▸ Challenge
Gather each line of the records where "name" appears.

★ ★ ★ ★ ★ ★ ★

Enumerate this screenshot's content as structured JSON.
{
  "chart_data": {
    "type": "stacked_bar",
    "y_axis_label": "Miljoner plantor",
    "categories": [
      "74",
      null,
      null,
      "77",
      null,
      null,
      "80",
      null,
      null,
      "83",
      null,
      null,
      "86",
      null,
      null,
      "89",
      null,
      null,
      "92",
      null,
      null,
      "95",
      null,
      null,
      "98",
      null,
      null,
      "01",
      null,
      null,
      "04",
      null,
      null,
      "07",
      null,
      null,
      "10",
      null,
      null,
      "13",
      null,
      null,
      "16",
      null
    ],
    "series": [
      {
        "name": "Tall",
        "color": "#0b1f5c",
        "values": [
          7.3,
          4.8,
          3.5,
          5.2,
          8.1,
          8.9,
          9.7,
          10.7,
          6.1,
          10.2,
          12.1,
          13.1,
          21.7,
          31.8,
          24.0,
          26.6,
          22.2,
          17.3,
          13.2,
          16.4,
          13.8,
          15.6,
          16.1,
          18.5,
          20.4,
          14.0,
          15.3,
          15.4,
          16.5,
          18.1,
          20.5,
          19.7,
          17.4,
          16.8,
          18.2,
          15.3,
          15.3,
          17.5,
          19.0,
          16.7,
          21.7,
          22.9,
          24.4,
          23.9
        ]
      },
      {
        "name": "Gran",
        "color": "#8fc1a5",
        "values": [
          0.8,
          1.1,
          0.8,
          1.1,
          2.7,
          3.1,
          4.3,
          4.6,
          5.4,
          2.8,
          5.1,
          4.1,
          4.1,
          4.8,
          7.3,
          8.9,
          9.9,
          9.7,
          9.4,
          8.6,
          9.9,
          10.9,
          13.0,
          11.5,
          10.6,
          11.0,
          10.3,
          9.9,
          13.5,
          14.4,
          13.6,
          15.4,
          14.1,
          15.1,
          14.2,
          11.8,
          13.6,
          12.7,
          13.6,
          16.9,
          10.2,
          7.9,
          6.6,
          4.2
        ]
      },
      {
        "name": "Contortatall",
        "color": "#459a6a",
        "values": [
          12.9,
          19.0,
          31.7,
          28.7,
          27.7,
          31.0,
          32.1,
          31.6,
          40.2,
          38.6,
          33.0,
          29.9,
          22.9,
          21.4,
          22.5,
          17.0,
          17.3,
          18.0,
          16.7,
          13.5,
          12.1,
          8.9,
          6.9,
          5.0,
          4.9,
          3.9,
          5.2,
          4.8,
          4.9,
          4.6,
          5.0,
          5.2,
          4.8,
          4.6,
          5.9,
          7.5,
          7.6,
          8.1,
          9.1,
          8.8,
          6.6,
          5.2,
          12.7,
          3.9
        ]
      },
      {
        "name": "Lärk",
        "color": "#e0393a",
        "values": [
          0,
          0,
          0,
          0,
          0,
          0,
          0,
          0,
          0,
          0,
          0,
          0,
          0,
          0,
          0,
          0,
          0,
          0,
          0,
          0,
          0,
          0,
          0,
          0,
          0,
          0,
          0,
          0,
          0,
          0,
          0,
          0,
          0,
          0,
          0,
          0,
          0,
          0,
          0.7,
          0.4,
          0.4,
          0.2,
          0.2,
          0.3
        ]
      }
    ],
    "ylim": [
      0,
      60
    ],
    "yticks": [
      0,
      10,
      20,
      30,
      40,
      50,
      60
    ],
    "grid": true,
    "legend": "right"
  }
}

★ ★ ★ ★ ★ ★ ★

▸ Correct response
        "name": "Tall",
        "name": "Gran",
        "name": "Contortatall",
        "name": "Lärk",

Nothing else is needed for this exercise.